• [INSTRUCTIONS TO FOLLOW]: Retype all of the data. Every line must match exactly.

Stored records
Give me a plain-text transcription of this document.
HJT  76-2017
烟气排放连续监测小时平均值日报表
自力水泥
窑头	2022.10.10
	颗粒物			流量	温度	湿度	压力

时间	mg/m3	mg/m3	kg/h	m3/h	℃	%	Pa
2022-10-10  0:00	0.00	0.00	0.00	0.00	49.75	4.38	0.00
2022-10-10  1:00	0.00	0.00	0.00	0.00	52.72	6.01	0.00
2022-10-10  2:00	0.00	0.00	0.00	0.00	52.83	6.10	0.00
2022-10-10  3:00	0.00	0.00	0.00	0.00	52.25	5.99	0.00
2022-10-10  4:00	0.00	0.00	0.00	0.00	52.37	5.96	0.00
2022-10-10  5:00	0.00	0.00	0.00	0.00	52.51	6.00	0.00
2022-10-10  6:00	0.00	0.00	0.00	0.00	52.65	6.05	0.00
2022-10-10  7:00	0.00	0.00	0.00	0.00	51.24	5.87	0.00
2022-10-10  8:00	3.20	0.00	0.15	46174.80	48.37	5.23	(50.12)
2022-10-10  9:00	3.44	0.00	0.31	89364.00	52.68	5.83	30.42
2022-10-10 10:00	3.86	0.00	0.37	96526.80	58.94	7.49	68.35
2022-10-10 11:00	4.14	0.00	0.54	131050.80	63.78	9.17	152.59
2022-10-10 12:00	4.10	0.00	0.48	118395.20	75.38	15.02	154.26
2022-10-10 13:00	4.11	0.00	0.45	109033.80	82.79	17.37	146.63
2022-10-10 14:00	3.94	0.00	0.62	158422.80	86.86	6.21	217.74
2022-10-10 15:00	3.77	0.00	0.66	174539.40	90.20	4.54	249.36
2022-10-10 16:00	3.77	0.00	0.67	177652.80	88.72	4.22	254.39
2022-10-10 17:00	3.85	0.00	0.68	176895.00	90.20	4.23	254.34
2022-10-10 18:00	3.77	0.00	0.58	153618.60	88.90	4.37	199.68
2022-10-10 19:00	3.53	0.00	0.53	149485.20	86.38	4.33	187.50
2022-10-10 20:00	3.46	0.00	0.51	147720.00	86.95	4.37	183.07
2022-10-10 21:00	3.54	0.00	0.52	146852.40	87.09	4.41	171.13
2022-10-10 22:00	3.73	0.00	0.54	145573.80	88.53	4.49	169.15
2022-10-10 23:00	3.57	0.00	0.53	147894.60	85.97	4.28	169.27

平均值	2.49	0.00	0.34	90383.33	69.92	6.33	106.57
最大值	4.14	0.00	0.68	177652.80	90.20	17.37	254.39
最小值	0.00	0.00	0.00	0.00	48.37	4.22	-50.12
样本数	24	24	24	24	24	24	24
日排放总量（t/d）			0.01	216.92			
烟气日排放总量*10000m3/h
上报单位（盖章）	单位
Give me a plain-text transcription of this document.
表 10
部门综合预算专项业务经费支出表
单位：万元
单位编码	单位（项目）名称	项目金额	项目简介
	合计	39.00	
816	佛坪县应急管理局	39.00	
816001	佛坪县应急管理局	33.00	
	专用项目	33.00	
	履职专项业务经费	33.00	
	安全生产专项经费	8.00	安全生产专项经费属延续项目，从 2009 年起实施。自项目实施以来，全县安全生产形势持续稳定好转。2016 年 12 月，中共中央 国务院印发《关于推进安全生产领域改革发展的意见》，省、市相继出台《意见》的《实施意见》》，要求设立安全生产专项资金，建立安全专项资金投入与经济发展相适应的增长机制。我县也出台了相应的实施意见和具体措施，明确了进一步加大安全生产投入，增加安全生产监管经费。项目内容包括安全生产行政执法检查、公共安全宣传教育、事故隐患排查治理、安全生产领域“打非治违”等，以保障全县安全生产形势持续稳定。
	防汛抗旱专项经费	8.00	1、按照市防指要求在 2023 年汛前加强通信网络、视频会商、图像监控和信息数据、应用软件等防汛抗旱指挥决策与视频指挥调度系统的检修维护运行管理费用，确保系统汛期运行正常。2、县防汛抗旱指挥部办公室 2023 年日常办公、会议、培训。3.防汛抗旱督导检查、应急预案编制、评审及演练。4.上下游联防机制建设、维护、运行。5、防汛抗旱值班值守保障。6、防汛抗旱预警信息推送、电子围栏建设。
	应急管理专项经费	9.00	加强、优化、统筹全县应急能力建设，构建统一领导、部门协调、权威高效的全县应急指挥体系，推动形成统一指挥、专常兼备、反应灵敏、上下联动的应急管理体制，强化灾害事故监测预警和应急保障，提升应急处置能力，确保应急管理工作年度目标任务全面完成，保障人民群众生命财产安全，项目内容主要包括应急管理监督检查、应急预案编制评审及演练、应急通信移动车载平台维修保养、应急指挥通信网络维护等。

• [TASK ANSWER]:
Give me a plain-text transcription of this document.
HJT  76-2017
烟气排放连续监测小时平均值日报表
自力水泥
窑头	2022.10.10
	颗粒物			流量	温度	湿度	压力

时间	mg/m3	mg/m3	kg/h	m3/h	℃	%	Pa
2022-10-10  0:00	0.00	0.00	0.00	0.00	49.75	4.38	0.00
2022-10-10  1:00	0.00	0.00	0.00	0.00	52.72	6.01	0.00
2022-10-10  2:00	0.00	0.00	0.00	0.00	52.83	6.10	0.00
2022-10-10  3:00	0.00	0.00	0.00	0.00	52.25	5.99	0.00
2022-10-10  4:00	0.00	0.00	0.00	0.00	52.37	5.96	0.00
2022-10-10  5:00	0.00	0.00	0.00	0.00	52.51	6.00	0.00
2022-10-10  6:00	0.00	0.00	0.00	0.00	52.65	6.05	0.00
2022-10-10  7:00	0.00	0.00	0.00	0.00	51.24	5.87	0.00
2022-10-10  8:00	3.20	0.00	0.15	46174.80	48.37	5.23	(50.12)
2022-10-10  9:00	3.44	0.00	0.31	89364.00	52.68	5.83	30.42
2022-10-10 10:00	3.86	0.00	0.37	96526.80	58.94	7.49	68.35
2022-10-10 11:00	4.14	0.00	0.54	131050.80	63.78	9.17	152.59
2022-10-10 12:00	4.10	0.00	0.48	118395.20	75.38	15.02	154.26
2022-10-10 13:00	4.11	0.00	0.45	109033.80	82.79	17.37	146.63
2022-10-10 14:00	3.94	0.00	0.62	158422.80	86.86	6.21	217.74
2022-10-10 15:00	3.77	0.00	0.66	174539.40	90.20	4.54	249.36
2022-10-10 16:00	3.77	0.00	0.67	177652.80	88.72	4.22	254.39
2022-10-10 17:00	3.85	0.00	0.68	176895.00	90.20	4.23	254.34
2022-10-10 18:00	3.77	0.00	0.58	153618.60	88.90	4.37	199.68
2022-10-10 19:00	3.53	0.00	0.53	149485.20	86.38	4.33	187.50
2022-10-10 20:00	3.46	0.00	0.51	147720.00	86.95	4.37	183.07
2022-10-10 21:00	3.54	0.00	0.52	146852.40	87.09	4.41	171.13
2022-10-10 22:00	3.73	0.00	0.54	145573.80	88.53	4.49	169.15
2022-10-10 23:00	3.57	0.00	0.53	147894.60	85.97	4.28	169.27

平均值	2.49	0.00	0.34	90383.33	69.92	6.33	106.57
最大值	4.14	0.00	0.68	177652.80	90.20	17.37	254.39
最小值	0.00	0.00	0.00	0.00	48.37	4.22	-50.12
样本数	24	24	24	24	24	24	24
日排放总量（t/d）			0.01	216.92			
烟气日排放总量*10000m3/h
上报单位（盖章）	单位
Give me a plain-text transcription of this document.
表 10
部门综合预算专项业务经费支出表
单位：万元
单位编码	单位（项目）名称	项目金额	项目简介
	合计	39.00	
816	佛坪县应急管理局	39.00	
816001	佛坪县应急管理局	33.00	
	专用项目	33.00	
	履职专项业务经费	33.00	
	安全生产专项经费	8.00	安全生产专项经费属延续项目，从 2009 年起实施。自项目实施以来，全县安全生产形势持续稳定好转。2016 年 12 月，中共中央 国务院印发《关于推进安全生产领域改革发展的意见》，省、市相继出台《意见》的《实施意见》》，要求设立安全生产专项资金，建立安全专项资金投入与经济发展相适应的增长机制。我县也出台了相应的实施意见和具体措施，明确了进一步加大安全生产投入，增加安全生产监管经费。项目内容包括安全生产行政执法检查、公共安全宣传教育、事故隐患排查治理、安全生产领域“打非治违”等，以保障全县安全生产形势持续稳定。
	防汛抗旱专项经费	8.00	1、按照市防指要求在 2023 年汛前加强通信网络、视频会商、图像监控和信息数据、应用软件等防汛抗旱指挥决策与视频指挥调度系统的检修维护运行管理费用，确保系统汛期运行正常。2、县防汛抗旱指挥部办公室 2023 年日常办公、会议、培训。3.防汛抗旱督导检查、应急预案编制、评审及演练。4.上下游联防机制建设、维护、运行。5、防汛抗旱值班值守保障。6、防汛抗旱预警信息推送、电子围栏建设。
	应急管理专项经费	9.00	加强、优化、统筹全县应急能力建设，构建统一领导、部门协调、权威高效的全县应急指挥体系，推动形成统一指挥、专常兼备、反应灵敏、上下联动的应急管理体制，强化灾害事故监测预警和应急保障，提升应急处置能力，确保应急管理工作年度目标任务全面完成，保障人民群众生命财产安全，项目内容主要包括应急管理监督检查、应急预案编制评审及演练、应急通信移动车载平台维修保养、应急指挥通信网络维护等。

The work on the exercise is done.